▶ [STATED TASK]: For every line in the records that has the word "Variables", make a copy.

(Saved entries)

# # # # #

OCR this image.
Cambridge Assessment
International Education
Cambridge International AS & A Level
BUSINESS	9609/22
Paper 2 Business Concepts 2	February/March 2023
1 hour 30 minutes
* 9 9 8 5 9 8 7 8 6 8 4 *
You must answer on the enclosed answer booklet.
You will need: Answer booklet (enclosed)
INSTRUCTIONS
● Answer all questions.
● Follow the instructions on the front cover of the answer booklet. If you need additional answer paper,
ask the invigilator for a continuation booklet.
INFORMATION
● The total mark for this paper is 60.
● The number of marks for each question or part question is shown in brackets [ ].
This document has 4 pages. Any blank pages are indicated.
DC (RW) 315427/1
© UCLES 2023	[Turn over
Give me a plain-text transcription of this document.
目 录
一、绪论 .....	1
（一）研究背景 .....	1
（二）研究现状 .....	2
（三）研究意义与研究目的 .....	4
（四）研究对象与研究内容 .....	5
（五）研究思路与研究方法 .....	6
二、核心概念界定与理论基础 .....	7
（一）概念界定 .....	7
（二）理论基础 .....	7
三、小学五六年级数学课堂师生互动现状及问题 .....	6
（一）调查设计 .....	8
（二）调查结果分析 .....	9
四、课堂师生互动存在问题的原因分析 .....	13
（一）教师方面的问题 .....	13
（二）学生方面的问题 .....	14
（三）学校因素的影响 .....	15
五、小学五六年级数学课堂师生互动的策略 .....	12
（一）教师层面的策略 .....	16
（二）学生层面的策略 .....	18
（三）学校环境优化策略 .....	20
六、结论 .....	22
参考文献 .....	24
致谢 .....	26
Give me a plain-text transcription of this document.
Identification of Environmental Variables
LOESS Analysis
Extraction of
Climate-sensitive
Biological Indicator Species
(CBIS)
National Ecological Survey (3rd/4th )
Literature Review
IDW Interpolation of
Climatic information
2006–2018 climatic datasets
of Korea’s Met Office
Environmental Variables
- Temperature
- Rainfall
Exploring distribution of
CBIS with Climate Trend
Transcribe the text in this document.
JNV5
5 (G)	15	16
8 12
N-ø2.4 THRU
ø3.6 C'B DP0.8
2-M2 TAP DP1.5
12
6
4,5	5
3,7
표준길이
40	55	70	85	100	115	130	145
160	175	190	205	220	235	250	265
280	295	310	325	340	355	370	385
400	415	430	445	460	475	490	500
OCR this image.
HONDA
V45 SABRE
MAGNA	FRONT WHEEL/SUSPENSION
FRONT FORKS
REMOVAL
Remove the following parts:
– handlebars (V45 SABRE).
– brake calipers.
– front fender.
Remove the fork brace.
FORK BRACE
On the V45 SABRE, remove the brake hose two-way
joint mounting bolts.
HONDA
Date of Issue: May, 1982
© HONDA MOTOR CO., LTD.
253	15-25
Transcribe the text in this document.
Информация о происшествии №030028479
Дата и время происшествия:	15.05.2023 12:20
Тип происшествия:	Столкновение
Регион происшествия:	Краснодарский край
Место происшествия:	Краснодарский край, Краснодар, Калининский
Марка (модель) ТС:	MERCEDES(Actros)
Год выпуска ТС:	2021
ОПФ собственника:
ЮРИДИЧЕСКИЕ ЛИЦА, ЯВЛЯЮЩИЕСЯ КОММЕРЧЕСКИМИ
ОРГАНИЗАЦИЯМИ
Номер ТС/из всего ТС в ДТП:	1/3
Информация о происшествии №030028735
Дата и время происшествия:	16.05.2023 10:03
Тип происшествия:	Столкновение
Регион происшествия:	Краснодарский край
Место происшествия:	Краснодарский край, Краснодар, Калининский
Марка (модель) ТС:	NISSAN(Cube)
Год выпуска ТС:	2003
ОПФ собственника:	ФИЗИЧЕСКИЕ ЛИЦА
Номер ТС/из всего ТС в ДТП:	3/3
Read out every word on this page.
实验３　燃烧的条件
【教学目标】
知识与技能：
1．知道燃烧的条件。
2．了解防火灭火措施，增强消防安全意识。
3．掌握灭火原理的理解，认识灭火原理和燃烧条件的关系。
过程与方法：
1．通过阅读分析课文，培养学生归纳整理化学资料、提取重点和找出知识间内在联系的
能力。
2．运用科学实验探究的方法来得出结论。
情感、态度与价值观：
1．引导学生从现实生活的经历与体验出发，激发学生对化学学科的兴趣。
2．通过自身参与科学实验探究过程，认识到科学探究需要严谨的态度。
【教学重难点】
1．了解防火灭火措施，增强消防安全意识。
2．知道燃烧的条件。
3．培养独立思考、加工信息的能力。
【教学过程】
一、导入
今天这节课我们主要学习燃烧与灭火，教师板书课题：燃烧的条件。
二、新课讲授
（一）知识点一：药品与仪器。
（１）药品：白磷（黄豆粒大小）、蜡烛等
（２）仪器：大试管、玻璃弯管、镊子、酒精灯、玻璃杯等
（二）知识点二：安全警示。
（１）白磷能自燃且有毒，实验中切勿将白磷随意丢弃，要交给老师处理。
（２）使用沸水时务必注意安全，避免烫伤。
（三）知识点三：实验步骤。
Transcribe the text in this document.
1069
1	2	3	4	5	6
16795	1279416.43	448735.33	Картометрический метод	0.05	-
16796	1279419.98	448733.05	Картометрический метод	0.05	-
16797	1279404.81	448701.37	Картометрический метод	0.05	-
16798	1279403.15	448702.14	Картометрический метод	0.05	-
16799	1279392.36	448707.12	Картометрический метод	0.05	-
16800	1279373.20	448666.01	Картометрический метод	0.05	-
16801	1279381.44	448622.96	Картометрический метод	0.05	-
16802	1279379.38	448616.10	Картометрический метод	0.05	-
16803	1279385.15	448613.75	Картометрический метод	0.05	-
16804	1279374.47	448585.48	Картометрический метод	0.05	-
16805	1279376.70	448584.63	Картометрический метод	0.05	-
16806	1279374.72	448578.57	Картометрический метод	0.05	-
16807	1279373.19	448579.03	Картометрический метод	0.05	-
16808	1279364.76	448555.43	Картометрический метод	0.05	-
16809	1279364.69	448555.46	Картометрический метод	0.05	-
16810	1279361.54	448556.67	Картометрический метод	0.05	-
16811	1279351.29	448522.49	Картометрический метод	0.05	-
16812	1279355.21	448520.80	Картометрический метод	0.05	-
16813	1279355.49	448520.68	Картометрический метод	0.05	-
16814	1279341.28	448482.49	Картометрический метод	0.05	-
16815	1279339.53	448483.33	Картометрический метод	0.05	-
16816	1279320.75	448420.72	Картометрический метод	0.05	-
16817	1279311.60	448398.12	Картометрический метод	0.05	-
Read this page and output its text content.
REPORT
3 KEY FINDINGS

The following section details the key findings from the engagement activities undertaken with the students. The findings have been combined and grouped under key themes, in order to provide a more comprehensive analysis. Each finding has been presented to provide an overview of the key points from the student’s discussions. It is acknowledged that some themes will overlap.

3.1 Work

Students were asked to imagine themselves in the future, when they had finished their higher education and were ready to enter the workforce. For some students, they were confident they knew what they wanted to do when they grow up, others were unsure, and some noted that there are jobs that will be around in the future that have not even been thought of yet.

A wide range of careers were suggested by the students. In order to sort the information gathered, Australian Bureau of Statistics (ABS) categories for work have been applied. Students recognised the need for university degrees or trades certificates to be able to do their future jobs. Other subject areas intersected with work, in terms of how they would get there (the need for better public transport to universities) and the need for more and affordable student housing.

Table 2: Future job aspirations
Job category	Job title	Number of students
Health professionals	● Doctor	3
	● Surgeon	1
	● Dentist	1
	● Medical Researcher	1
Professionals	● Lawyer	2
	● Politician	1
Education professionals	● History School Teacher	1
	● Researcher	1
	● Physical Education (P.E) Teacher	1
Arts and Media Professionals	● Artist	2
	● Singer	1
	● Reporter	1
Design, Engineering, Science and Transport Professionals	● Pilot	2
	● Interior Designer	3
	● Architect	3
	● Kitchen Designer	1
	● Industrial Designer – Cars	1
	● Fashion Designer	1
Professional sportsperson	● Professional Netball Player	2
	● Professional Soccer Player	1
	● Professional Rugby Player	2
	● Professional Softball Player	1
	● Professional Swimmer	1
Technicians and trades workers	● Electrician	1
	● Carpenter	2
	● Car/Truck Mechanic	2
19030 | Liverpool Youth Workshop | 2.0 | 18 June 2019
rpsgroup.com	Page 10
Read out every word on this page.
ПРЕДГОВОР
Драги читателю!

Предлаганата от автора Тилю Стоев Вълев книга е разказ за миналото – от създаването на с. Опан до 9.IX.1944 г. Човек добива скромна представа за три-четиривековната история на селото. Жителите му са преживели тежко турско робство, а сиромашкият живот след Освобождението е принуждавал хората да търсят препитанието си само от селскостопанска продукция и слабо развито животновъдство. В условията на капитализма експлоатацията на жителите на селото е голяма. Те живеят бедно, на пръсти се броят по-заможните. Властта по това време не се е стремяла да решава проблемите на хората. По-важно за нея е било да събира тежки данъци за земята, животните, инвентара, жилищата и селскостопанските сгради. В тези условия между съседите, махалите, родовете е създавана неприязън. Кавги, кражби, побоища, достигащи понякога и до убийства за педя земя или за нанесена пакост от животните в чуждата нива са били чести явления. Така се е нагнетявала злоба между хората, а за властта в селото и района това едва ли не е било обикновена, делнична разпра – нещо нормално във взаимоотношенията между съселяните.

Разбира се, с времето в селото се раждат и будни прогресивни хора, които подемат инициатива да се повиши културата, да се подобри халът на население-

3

# # # # #

▶ [EXERCISE ANSWER]:
Identification of Environmental Variables
Environmental Variables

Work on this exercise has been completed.